[Given instruction]: From the entries below, pull out each line where "연구개발업" appears.

[Information supplied]:
*-*-*

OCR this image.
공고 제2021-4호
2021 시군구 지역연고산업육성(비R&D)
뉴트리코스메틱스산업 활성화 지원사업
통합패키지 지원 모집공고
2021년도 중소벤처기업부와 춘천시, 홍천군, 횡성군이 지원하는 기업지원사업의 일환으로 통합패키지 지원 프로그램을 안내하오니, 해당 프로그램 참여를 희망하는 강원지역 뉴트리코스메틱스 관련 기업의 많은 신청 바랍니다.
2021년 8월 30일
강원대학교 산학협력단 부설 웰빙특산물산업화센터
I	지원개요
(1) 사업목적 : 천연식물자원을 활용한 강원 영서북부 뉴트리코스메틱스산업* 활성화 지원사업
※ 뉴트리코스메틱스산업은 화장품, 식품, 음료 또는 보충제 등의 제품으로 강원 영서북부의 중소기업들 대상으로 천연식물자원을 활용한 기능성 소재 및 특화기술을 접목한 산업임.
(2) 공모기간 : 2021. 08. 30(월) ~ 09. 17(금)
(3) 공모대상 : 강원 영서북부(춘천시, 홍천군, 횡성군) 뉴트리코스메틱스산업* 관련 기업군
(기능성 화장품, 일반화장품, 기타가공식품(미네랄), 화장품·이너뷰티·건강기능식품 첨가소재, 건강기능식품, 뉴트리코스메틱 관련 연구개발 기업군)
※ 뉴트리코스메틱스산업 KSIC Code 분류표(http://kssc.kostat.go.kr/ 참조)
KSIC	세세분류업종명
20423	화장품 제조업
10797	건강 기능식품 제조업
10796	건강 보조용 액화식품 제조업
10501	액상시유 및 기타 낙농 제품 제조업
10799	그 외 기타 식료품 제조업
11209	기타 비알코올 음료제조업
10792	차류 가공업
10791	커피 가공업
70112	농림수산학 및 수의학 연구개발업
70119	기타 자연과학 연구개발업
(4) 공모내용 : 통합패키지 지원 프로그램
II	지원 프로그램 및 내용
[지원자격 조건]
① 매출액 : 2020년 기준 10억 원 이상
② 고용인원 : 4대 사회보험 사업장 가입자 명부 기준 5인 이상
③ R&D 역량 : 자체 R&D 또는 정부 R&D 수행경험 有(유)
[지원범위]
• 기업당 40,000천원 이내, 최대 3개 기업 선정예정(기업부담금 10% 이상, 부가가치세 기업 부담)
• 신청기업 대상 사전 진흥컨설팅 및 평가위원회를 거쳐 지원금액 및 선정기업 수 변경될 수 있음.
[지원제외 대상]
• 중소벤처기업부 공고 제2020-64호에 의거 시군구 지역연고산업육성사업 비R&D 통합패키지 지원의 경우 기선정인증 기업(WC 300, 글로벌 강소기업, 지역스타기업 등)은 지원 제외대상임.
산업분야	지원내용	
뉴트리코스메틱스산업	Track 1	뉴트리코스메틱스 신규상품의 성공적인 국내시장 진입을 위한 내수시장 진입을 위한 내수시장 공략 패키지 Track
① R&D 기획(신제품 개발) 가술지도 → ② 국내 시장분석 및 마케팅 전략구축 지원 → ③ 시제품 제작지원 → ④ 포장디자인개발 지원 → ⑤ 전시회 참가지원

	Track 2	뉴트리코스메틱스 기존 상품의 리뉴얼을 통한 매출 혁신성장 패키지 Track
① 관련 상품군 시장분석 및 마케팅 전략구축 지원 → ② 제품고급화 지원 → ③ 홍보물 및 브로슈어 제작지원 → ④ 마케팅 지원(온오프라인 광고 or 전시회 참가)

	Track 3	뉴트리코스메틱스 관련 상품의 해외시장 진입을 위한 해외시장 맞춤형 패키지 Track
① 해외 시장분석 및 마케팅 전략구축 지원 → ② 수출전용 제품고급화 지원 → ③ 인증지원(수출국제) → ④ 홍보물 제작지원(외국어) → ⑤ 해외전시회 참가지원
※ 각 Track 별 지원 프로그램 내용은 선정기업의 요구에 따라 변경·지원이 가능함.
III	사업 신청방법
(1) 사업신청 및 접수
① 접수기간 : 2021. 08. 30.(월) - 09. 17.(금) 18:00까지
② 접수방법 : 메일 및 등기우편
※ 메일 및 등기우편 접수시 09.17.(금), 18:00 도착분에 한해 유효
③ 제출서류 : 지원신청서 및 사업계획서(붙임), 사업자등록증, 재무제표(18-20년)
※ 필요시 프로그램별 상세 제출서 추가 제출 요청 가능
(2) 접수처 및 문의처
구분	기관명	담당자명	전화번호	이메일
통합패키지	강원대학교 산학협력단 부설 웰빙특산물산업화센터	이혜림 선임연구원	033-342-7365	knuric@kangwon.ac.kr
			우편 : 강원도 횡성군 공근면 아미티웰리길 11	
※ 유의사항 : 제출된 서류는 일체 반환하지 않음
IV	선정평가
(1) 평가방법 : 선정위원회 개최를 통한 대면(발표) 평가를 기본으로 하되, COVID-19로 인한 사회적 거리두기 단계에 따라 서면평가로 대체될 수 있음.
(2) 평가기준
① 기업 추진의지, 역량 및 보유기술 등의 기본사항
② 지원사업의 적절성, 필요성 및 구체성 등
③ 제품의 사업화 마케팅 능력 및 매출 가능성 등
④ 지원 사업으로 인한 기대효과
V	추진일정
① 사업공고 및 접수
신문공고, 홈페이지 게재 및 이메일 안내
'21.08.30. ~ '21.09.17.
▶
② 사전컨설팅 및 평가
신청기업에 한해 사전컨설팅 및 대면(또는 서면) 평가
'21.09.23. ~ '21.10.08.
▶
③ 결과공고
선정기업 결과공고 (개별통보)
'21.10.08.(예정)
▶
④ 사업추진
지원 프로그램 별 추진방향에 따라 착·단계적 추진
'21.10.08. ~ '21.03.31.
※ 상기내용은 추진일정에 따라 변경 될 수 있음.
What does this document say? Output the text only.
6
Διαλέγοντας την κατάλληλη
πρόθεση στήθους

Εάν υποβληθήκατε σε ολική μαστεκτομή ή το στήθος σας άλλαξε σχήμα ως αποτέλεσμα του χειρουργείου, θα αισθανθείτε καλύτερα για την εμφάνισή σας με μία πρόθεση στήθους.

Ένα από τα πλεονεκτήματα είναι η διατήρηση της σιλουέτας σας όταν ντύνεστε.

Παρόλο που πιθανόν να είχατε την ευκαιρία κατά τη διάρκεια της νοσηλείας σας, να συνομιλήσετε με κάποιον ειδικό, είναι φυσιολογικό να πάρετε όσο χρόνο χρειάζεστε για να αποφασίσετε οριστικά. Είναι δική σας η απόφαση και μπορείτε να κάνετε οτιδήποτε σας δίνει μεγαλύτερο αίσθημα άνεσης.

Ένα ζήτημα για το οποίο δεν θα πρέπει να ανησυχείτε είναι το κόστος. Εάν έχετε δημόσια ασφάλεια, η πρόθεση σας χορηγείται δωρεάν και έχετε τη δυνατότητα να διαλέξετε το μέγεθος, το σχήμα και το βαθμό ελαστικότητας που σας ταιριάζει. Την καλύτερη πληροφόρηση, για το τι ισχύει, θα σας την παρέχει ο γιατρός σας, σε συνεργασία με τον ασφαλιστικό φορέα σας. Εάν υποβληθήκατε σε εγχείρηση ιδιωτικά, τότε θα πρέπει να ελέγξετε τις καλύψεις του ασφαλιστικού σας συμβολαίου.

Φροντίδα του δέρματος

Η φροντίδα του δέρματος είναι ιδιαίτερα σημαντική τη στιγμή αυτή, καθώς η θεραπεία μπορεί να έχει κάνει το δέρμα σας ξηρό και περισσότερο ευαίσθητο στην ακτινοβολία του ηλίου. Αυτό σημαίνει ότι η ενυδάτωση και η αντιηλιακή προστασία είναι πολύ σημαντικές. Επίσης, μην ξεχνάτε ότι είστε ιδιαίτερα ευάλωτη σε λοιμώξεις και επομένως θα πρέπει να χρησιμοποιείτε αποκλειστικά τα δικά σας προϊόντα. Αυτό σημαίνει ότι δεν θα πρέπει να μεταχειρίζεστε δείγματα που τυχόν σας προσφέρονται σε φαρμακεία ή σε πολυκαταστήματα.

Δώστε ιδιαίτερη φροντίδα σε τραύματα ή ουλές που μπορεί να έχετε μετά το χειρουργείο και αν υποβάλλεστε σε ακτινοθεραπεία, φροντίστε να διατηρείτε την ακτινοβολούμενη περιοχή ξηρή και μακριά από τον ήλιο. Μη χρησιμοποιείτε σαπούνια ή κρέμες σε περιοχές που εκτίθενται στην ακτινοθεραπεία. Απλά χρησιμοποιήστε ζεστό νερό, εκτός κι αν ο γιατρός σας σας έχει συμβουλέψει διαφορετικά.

*-*-*

[Answer in full]:
70112	농림수산학 및 수의학 연구개발업
70119	기타 자연과학 연구개발업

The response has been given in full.